TRECHO DO TEXTO:
A diminuição no número de escolas rurais no Brasil é uma realidade, consequência da queda da população rural - fenômeno que ocorre em todas as regiões. No ano passado, o Ministério da Agricultura divulgou informações do censo Agropecuário 2017 dando conta de que a população rural está envelhecendo e os mais jovens vêm mantendo a tendência de migrar para os centros urbanos. Se em 2017 as pessoas com mais de 65 anos representavam 21,4% dos moradores de áreas rurais, em 2006 o índice era 17,52%. E os mais jovens, com idade entre 25 e 35 anos, eram 9,48% do contingente em 2017, conforme a pesquisa. Outra situação que contribuiu para a diminuição do número de escolas rurais foi a opção das prefeituras em ofertar transporte para trazer os alunos que moram na área rural estudarem nas cidades.

O papel das escolas rurais no Paraná, Estado com vocação agrícola por excelência, foi de extrema importância. Apesar das dificuldades (distância, precariedade das estradas e de infraestrutura), elas contribuíram para a valorização do meio agrícola e para atividades que hoje são prestigiadas, como a divulgação de práticas agrícolas sustentáveis. Lembrando que algumas escolas ainda resistem no campo e quando oferecem qualidade em seus projetos pedagógicos e buscam a valorização do professor acabam incentivando o jovem a permanecer no campo.

CONJUNTO DE DADOS:

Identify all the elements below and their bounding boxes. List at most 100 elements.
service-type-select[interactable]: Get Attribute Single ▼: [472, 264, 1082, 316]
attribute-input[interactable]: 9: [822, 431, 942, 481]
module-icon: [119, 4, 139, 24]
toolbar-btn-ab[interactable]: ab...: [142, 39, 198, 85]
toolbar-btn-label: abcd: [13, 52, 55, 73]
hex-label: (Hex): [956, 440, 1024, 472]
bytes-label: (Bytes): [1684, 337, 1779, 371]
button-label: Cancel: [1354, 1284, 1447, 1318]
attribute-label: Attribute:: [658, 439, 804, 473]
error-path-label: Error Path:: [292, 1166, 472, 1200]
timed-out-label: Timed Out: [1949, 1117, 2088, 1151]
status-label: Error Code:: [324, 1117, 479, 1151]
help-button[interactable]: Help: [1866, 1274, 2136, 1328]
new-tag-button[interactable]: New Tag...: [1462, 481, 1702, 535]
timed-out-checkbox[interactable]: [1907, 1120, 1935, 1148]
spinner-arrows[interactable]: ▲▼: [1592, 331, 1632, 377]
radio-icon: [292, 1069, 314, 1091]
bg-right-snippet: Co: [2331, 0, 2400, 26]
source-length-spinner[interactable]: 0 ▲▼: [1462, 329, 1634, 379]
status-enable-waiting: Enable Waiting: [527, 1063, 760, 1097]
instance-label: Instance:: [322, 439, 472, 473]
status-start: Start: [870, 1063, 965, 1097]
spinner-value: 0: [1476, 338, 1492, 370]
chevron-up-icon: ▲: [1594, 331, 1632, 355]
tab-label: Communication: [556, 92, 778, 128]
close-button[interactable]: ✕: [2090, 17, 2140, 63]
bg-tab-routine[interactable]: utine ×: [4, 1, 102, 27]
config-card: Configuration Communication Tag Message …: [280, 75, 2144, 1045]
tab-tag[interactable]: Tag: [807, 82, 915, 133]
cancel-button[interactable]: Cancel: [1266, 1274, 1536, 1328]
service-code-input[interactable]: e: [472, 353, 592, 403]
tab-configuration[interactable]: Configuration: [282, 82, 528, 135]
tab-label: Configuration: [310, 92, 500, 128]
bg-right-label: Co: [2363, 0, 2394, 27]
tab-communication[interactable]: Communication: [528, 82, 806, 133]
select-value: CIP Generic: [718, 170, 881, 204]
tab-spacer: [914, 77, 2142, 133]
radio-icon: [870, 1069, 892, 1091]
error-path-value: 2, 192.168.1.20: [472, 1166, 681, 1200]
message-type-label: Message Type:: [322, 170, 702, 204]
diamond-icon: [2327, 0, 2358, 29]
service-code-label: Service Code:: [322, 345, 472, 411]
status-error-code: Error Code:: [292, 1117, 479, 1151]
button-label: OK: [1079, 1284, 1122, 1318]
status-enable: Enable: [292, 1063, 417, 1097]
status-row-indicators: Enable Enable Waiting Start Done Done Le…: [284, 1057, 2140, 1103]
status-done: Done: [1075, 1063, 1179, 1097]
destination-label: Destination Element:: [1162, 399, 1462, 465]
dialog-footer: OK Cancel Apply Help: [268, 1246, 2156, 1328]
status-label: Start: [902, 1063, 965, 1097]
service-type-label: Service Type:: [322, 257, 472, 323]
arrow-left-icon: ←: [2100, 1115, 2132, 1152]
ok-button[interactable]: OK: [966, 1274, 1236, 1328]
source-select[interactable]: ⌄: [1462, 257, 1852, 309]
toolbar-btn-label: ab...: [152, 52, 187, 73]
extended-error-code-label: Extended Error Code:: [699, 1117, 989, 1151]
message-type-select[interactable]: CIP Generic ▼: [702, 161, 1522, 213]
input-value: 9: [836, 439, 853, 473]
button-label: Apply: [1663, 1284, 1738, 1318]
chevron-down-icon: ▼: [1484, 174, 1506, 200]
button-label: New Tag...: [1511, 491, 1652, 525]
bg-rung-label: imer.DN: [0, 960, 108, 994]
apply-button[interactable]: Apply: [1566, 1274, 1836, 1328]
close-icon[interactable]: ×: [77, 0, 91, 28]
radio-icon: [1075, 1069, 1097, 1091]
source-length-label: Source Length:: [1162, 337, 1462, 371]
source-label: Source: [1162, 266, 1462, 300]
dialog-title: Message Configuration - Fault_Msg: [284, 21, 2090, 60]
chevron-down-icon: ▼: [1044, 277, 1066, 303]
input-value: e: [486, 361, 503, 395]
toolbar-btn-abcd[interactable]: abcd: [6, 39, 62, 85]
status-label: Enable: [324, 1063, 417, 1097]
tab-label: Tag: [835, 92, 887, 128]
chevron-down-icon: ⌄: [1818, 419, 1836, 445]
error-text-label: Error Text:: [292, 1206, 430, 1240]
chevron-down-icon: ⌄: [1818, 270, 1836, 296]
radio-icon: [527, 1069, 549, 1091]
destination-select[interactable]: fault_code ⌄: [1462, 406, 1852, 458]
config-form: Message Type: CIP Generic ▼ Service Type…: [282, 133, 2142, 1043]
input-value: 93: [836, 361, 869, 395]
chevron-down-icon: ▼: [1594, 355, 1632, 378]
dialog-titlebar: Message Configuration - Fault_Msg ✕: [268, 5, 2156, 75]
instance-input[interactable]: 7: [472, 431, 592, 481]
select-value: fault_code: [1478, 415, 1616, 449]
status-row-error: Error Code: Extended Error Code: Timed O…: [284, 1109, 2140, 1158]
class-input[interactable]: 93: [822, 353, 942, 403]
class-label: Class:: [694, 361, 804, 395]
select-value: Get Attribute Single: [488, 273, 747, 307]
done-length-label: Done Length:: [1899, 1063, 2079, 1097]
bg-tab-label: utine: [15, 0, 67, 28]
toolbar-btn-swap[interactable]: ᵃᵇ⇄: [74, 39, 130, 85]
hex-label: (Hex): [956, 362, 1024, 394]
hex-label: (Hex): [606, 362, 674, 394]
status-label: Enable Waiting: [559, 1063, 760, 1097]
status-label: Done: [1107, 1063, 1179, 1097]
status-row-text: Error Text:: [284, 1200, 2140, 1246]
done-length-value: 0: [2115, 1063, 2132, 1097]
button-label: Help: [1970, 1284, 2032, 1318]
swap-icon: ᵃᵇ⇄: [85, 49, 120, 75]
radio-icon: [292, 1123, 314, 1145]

O QUE FAZER: Continue o texto sobre as escolas rurais a partir da última frase. O material não tem papel nenhum aqui.

RESPOSTA DO EXERCÍCIO:
Por isso é importante festejar o trabalho de prefeituras, como a de Cambé, de resgate das histórias das escolas rurais do município, localizado na Região Metropolitana de Londrina. O projeto, mostrado pela FOLHA nesta quinta (21), começou em 2017, com a pesquisa e coleta de documentos oficiais e fotografias que tratavam da abertura, funcionamento e fechamento desses estabelecimentos. Gravação de entrevistas de personagens que trabalharam e frequentaram as escolas também vai ajudar no trabalho. De 50 unidades, restaram apenas duas. A memória é um meio de preservação da história e uma forma de entender a construção da identidade de uma comunidade.